> [What you will do]
1. Answer these questions about the blog post on cancer scares:
(a) To which state did the writer move after the first cancer?
(b) What diagnosis did the specialists eventually give for the leg and back pain?
(c) In the quoted call, what does the doctor say is too thick?
2. Copy the blog post on cancer scares word for word, between "Wednesday, September 11, 2013" and "of physical therapy.", inclusive.

> [Passage provided]
______
Wednesday, September 11, 2013

Scares, Risks, Benefits, choices, consequences: Awareness Month-- Part 2

After the first cancer, I moved to Oregon and got a grown up job. At some point, I ended up with extreme pain in my legs and back. I couldn't walk; I couldn't carry things; I couldn't swim; I couldn't eliptical. The doctors, skeptical, referred me to amazing specialists up on OHSU. Eventually, they diagnosed me with a hip impaction, which resolved after a year of physical therapy.

To get there, they injected my joints with something radioactive and took pictures of my right hip. As other survivors will know, I got "the call" from my primary care doctor. "The call," for the uninitiated is what happens when the doctors are worried. The doctor has decided that whatever it is that they are looking at can't wait until your next regularly scheduled appointment.

You may know you were being tested and be expecting a call, or you may get the sneaker "call"  after a run of the mill, not-looking-for-cancer test: "Amanda, I got the report from the imaging, and there is something we need to check out. It looks like your uterine lining is too thick."
______
> [Entries supplied]

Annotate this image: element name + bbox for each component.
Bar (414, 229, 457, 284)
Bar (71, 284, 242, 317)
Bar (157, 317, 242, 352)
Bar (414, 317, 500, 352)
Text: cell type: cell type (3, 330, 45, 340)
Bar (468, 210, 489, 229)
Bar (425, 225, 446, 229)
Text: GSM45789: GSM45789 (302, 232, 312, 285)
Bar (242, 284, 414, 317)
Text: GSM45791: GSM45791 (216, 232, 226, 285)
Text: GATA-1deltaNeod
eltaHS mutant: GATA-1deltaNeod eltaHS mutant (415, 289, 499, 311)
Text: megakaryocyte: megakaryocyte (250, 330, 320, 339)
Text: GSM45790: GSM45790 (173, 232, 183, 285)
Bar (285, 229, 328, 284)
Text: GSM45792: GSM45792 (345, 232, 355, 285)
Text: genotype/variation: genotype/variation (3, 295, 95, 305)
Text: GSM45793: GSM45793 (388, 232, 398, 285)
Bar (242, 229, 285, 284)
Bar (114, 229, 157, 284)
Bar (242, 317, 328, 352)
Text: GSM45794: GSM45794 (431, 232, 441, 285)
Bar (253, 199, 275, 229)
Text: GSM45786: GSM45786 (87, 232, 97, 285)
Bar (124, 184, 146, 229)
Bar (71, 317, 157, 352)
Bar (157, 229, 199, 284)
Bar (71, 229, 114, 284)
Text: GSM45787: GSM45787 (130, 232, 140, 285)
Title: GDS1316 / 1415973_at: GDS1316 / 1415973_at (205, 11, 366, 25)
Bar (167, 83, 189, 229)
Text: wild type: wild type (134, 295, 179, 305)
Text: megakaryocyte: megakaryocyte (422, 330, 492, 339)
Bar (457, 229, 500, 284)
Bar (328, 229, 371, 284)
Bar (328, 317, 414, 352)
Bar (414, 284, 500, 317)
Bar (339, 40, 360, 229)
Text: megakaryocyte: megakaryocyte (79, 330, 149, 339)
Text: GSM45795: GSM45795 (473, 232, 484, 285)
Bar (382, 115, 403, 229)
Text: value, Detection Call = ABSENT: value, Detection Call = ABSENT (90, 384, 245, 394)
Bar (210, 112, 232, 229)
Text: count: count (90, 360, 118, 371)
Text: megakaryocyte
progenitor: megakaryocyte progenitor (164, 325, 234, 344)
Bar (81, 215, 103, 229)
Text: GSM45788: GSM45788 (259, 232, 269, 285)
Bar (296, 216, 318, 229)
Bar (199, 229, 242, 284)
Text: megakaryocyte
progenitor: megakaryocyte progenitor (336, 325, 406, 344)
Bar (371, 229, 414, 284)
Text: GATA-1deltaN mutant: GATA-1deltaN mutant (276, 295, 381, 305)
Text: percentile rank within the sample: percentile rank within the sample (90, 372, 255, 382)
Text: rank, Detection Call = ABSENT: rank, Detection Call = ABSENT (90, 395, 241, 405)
______
> [Answers to each task]
1.
(a) Oregon
(b) A hip impaction
(c) The uterine lining

2.
Wednesday, September 11, 2013

Scares, Risks, Benefits, choices, consequences: Awareness Month-- Part 2

After the first cancer, I moved to Oregon and got a grown up job. At some point, I ended up with extreme pain in my legs and back. I couldn't walk; I couldn't carry things; I couldn't swim; I couldn't eliptical. The doctors, skeptical, referred me to amazing specialists up on OHSU. Eventually, they diagnosed me with a hip impaction, which resolved after a year of physical therapy.